**OBJECTIVE**
A line counts if it contains the word "Mortgage" at least once. State how many such lines the records contain, giving the number alone.

**RECORDS FOR THIS EXERCISE**
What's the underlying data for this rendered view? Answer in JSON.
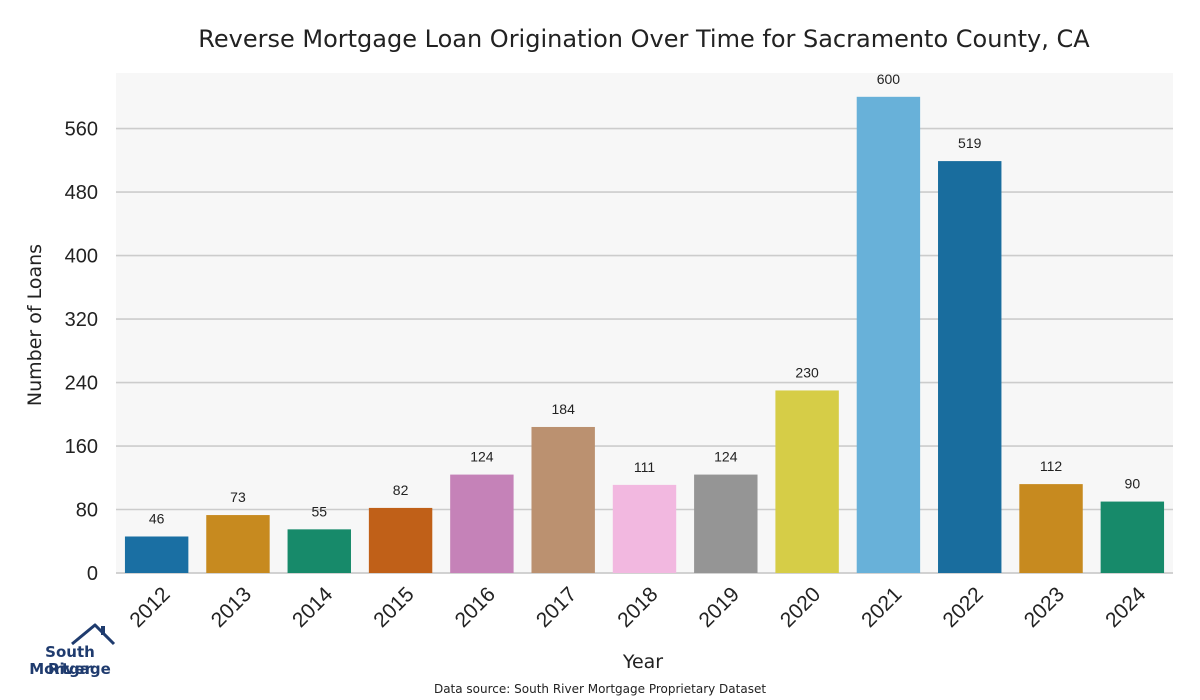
{
  "chart_data": {
    "type": "bar",
    "title": "Reverse Mortgage Loan Origination Over Time for Sacramento County, CA",
    "xlabel": "Year",
    "ylabel": "Number of Loans",
    "categories": [
      "2012",
      "2013",
      "2014",
      "2015",
      "2016",
      "2017",
      "2018",
      "2019",
      "2020",
      "2021",
      "2022",
      "2023",
      "2024"
    ],
    "values": [
      46,
      73,
      55,
      82,
      124,
      184,
      111,
      124,
      230,
      600,
      519,
      112,
      90
    ],
    "colors": [
      "#1a6fa3",
      "#c78a1f",
      "#178a6a",
      "#c06018",
      "#c582b8",
      "#bb9170",
      "#f2b8e0",
      "#959595",
      "#d6cd47",
      "#68b1d9",
      "#196d9e",
      "#c78a1f",
      "#178a6a"
    ],
    "ylim": [
      0,
      630
    ],
    "yticks": [
      0,
      80,
      160,
      240,
      320,
      400,
      480,
      560
    ],
    "grid": true,
    "plot_background": "#f7f7f7",
    "source_note": "Data source: South River Mortgage Proprietary Dataset"
  },
  "logo": {
    "line1": "South River",
    "line2": "Mortgage",
    "color": "#1f3b6e",
    "icon": "house-outline-icon"
  }
}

**RESPONSE**
3